(RECORDS FOR THIS TASK):
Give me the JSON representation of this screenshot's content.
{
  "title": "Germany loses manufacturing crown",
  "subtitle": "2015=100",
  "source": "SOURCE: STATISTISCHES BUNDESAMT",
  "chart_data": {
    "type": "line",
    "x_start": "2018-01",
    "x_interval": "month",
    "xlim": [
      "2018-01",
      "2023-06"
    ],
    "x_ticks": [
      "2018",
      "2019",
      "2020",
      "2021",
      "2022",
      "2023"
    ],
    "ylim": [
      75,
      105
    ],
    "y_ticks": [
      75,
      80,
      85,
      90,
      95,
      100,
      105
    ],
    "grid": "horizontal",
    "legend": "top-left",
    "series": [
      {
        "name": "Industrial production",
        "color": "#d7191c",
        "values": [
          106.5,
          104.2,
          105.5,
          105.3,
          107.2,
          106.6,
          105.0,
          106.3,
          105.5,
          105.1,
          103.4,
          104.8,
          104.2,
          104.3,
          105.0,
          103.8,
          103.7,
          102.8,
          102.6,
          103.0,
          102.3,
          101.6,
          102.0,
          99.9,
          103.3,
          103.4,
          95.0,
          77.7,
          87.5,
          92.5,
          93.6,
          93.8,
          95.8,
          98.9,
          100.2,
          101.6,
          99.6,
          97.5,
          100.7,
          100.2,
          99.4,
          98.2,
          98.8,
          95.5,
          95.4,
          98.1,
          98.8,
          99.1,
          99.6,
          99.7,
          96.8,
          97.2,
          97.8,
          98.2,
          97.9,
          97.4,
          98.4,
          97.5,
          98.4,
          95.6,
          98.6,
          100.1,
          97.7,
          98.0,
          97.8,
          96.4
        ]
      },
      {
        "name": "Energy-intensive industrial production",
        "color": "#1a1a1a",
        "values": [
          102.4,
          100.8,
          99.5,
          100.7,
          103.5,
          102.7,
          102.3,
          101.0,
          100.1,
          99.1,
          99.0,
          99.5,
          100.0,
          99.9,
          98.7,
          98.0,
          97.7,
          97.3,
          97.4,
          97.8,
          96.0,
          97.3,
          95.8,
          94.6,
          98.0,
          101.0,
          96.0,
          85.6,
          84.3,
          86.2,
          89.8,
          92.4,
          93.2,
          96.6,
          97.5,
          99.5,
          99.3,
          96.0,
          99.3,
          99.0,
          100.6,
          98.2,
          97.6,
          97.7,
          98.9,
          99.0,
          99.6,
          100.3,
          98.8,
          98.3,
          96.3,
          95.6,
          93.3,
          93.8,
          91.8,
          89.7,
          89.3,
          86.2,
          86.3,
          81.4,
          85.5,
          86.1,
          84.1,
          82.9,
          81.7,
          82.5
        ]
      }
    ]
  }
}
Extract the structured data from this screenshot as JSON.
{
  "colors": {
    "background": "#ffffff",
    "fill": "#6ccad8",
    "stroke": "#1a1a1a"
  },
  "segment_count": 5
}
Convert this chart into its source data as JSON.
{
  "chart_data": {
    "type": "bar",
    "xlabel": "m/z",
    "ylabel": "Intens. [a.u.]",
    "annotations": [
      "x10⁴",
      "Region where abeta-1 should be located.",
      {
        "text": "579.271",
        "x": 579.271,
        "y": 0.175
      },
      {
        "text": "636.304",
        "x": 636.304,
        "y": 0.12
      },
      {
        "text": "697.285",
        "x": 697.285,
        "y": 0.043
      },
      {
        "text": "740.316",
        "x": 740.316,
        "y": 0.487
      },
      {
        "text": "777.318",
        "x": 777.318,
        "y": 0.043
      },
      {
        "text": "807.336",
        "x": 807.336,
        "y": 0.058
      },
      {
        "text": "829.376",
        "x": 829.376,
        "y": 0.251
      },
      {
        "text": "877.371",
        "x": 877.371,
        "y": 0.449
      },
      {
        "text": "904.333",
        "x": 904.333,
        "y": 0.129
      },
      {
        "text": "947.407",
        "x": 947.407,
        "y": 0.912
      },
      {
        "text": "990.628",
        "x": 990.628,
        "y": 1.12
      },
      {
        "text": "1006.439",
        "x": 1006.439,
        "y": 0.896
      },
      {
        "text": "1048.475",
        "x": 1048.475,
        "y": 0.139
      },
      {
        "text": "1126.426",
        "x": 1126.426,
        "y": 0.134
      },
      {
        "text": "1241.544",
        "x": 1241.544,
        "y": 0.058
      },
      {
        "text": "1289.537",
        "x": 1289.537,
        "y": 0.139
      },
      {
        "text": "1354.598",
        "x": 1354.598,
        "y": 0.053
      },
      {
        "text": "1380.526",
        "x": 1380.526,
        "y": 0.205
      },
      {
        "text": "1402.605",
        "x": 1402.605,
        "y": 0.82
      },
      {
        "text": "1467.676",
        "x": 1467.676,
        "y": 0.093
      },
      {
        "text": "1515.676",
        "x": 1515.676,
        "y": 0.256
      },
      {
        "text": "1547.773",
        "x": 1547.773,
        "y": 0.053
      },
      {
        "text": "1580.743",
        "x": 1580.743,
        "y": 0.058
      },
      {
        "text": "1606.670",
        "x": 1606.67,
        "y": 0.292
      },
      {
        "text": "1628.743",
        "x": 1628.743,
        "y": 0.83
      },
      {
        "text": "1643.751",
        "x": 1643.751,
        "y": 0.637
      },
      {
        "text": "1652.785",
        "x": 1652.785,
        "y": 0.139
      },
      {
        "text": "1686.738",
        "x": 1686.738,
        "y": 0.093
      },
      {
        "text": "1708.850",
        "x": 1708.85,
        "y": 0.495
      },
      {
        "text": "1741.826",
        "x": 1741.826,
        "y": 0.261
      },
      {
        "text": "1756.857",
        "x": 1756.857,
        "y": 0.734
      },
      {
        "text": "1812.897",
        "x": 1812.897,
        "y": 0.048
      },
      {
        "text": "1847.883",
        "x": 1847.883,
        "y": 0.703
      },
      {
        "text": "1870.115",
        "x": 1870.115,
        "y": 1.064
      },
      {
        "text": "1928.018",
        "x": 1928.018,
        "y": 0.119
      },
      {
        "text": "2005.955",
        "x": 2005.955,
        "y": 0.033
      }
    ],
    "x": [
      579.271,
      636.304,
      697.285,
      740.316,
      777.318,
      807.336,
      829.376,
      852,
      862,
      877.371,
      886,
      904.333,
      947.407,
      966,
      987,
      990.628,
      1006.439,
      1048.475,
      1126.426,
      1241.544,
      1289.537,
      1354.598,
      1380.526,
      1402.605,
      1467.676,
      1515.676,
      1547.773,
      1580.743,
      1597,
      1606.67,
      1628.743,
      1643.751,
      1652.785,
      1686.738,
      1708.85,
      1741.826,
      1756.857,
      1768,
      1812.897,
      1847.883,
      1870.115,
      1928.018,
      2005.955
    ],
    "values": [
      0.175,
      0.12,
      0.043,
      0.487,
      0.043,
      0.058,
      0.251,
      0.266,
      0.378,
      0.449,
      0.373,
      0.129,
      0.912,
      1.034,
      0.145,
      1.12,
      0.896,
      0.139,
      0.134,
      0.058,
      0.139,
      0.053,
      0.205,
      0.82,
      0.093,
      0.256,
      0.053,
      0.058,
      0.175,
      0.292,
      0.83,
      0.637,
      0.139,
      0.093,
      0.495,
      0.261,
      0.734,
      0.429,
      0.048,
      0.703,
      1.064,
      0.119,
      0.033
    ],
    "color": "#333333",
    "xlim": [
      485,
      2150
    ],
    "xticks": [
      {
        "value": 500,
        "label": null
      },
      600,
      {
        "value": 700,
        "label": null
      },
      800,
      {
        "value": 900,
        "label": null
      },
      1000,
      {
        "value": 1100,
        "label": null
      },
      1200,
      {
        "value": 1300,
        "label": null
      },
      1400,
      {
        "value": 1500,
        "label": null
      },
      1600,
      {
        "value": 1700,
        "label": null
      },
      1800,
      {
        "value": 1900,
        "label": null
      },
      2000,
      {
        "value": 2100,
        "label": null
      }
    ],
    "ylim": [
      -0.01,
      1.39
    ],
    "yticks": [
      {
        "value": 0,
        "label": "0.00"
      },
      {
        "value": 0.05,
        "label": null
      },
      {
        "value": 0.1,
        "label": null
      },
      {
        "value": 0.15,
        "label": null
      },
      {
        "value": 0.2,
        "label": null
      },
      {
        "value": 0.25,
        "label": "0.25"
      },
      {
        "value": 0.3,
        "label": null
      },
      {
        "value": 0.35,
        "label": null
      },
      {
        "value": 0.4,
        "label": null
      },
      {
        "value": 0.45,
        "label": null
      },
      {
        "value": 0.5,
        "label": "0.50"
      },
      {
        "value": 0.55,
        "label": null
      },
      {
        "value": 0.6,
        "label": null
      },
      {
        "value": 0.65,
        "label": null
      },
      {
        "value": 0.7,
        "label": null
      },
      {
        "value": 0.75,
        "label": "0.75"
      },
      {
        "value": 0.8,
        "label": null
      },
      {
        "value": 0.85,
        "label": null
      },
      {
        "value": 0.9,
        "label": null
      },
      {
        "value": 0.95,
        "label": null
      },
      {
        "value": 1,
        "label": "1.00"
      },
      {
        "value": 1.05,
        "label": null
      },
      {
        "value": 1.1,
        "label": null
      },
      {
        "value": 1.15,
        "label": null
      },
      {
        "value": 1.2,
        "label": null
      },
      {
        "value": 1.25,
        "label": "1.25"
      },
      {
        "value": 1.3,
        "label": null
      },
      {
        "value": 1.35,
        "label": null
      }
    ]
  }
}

(GIVEN INSTRUCTION): Count the lines above that contain the word "source". Give only the number.

(PROBLEM SOLUTION): 2